WHAT TO DO:
Pictures in the records should not be copied, but every other part must be repeated exactly.

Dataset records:
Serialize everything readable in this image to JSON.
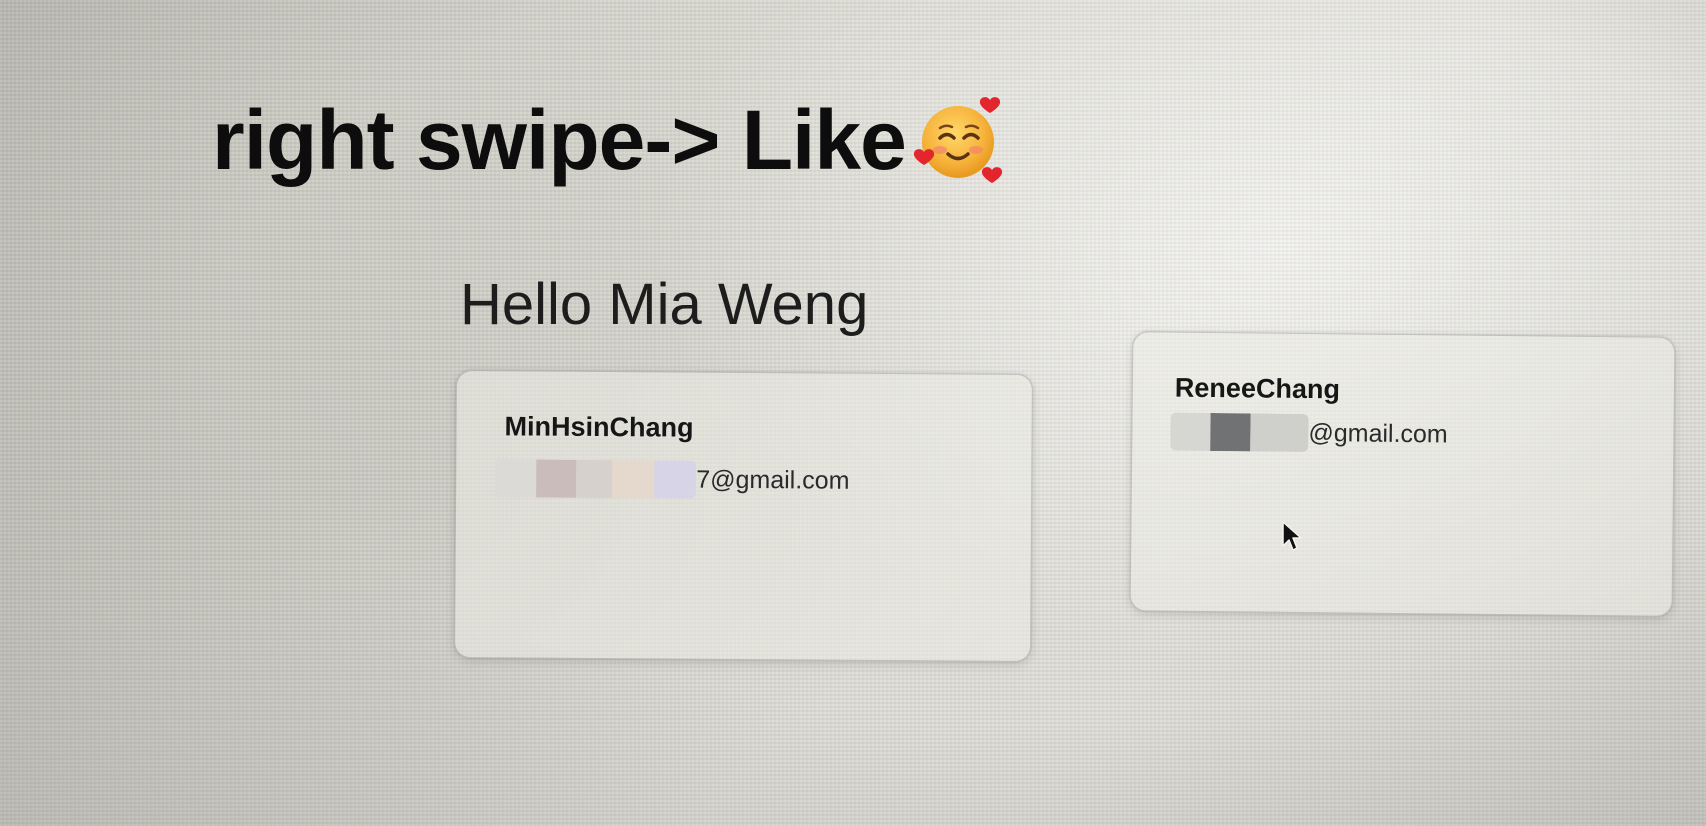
{
  "annotation": {
    "text": "right swipe-> Like",
    "emoji": "smiling-face-with-hearts"
  },
  "greeting": "Hello Mia Weng",
  "cards": [
    {
      "name": "MinHsinChang",
      "email_visible_suffix": "7@gmail.com",
      "email_redacted": true
    },
    {
      "name": "ReneeChang",
      "email_visible_suffix": "@gmail.com",
      "email_redacted": true
    }
  ],
  "colors": {
    "text_primary": "#0d0d0d",
    "card_border": "#9a9a9a",
    "emoji_face": "#f6b23a",
    "emoji_heart": "#e3262e"
  }
}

REPLY:
Serialize everything readable in this image to JSON.
{
  "annotation": {
    "text": "right swipe-> Like",
    "emoji": "smiling-face-with-hearts"
  },
  "greeting": "Hello Mia Weng",
  "cards": [
    {
      "name": "MinHsinChang",
      "email_visible_suffix": "7@gmail.com",
      "email_redacted": true
    },
    {
      "name": "ReneeChang",
      "email_visible_suffix": "@gmail.com",
      "email_redacted": true
    }
  ],
  "colors": {
    "text_primary": "#0d0d0d",
    "card_border": "#9a9a9a",
    "emoji_face": "#f6b23a",
    "emoji_heart": "#e3262e"
  }
}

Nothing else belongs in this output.